WHAT TO WORK ON ::
Write out each entry, exactly the way it appears.
--- START ---
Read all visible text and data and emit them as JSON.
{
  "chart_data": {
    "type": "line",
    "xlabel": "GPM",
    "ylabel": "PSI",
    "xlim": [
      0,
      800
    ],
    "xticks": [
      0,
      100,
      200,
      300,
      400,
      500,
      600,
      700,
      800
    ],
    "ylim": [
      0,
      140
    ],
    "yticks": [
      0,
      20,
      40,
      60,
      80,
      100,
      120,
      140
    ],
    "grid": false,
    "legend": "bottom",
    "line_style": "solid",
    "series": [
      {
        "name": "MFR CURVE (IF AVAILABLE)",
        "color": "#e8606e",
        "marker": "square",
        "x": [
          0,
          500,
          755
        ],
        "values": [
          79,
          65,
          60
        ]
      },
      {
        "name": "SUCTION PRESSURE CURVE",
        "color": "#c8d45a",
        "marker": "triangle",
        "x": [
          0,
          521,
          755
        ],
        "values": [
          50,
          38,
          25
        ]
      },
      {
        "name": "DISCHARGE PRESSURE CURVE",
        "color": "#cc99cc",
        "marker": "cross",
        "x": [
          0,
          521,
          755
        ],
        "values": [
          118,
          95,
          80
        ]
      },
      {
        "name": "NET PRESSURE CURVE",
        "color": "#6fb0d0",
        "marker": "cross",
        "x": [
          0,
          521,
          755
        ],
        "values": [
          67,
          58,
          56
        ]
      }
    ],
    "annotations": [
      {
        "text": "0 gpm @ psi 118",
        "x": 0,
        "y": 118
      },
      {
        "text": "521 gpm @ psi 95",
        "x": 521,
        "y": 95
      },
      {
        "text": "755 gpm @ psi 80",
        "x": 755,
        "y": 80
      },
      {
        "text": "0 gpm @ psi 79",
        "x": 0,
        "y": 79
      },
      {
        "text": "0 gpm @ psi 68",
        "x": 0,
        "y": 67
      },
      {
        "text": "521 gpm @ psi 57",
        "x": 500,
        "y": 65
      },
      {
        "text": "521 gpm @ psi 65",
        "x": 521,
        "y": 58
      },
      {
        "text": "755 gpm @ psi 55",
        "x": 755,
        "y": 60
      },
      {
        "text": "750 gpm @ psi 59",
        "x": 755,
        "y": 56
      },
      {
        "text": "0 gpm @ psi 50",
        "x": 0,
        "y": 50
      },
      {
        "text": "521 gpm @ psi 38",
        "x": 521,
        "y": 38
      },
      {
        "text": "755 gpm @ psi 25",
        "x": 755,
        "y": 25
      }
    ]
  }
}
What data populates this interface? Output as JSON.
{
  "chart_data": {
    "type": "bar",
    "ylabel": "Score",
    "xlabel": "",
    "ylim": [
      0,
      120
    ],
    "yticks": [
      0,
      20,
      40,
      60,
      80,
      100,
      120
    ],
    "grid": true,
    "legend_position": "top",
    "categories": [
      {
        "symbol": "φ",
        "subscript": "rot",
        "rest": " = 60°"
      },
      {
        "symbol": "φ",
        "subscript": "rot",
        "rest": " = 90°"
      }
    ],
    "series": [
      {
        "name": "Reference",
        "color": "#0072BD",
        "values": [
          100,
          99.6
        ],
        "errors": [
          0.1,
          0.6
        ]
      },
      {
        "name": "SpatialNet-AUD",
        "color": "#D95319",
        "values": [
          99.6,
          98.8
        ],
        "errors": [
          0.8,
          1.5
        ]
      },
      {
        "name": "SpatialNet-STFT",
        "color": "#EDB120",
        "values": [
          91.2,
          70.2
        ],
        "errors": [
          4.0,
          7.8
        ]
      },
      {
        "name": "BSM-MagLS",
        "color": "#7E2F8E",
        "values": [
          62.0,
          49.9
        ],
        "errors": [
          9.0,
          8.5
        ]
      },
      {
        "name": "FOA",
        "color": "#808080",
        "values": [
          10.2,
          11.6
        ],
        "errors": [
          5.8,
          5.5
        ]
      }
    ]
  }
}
--- END ---
ANSWER BELOW ::
Read all visible text and data and emit them as JSON.
{
  "chart_data": {
    "type": "line",
    "xlabel": "GPM",
    "ylabel": "PSI",
    "xlim": [
      0,
      800
    ],
    "xticks": [
      0,
      100,
      200,
      300,
      400,
      500,
      600,
      700,
      800
    ],
    "ylim": [
      0,
      140
    ],
    "yticks": [
      0,
      20,
      40,
      60,
      80,
      100,
      120,
      140
    ],
    "grid": false,
    "legend": "bottom",
    "line_style": "solid",
    "series": [
      {
        "name": "MFR CURVE (IF AVAILABLE)",
        "color": "#e8606e",
        "marker": "square",
        "x": [
          0,
          500,
          755
        ],
        "values": [
          79,
          65,
          60
        ]
      },
      {
        "name": "SUCTION PRESSURE CURVE",
        "color": "#c8d45a",
        "marker": "triangle",
        "x": [
          0,
          521,
          755
        ],
        "values": [
          50,
          38,
          25
        ]
      },
      {
        "name": "DISCHARGE PRESSURE CURVE",
        "color": "#cc99cc",
        "marker": "cross",
        "x": [
          0,
          521,
          755
        ],
        "values": [
          118,
          95,
          80
        ]
      },
      {
        "name": "NET PRESSURE CURVE",
        "color": "#6fb0d0",
        "marker": "cross",
        "x": [
          0,
          521,
          755
        ],
        "values": [
          67,
          58,
          56
        ]
      }
    ],
    "annotations": [
      {
        "text": "0 gpm @ psi 118",
        "x": 0,
        "y": 118
      },
      {
        "text": "521 gpm @ psi 95",
        "x": 521,
        "y": 95
      },
      {
        "text": "755 gpm @ psi 80",
        "x": 755,
        "y": 80
      },
      {
        "text": "0 gpm @ psi 79",
        "x": 0,
        "y": 79
      },
      {
        "text": "0 gpm @ psi 68",
        "x": 0,
        "y": 67
      },
      {
        "text": "521 gpm @ psi 57",
        "x": 500,
        "y": 65
      },
      {
        "text": "521 gpm @ psi 65",
        "x": 521,
        "y": 58
      },
      {
        "text": "755 gpm @ psi 55",
        "x": 755,
        "y": 60
      },
      {
        "text": "750 gpm @ psi 59",
        "x": 755,
        "y": 56
      },
      {
        "text": "0 gpm @ psi 50",
        "x": 0,
        "y": 50
      },
      {
        "text": "521 gpm @ psi 38",
        "x": 521,
        "y": 38
      },
      {
        "text": "755 gpm @ psi 25",
        "x": 755,
        "y": 25
      }
    ]
  }
}
What data populates this interface? Output as JSON.
{
  "chart_data": {
    "type": "bar",
    "ylabel": "Score",
    "xlabel": "",
    "ylim": [
      0,
      120
    ],
    "yticks": [
      0,
      20,
      40,
      60,
      80,
      100,
      120
    ],
    "grid": true,
    "legend_position": "top",
    "categories": [
      {
        "symbol": "φ",
        "subscript": "rot",
        "rest": " = 60°"
      },
      {
        "symbol": "φ",
        "subscript": "rot",
        "rest": " = 90°"
      }
    ],
    "series": [
      {
        "name": "Reference",
        "color": "#0072BD",
        "values": [
          100,
          99.6
        ],
        "errors": [
          0.1,
          0.6
        ]
      },
      {
        "name": "SpatialNet-AUD",
        "color": "#D95319",
        "values": [
          99.6,
          98.8
        ],
        "errors": [
          0.8,
          1.5
        ]
      },
      {
        "name": "SpatialNet-STFT",
        "color": "#EDB120",
        "values": [
          91.2,
          70.2
        ],
        "errors": [
          4.0,
          7.8
        ]
      },
      {
        "name": "BSM-MagLS",
        "color": "#7E2F8E",
        "values": [
          62.0,
          49.9
        ],
        "errors": [
          9.0,
          8.5
        ]
      },
      {
        "name": "FOA",
        "color": "#808080",
        "values": [
          10.2,
          11.6
        ],
        "errors": [
          5.8,
          5.5
        ]
      }
    ]
  }
}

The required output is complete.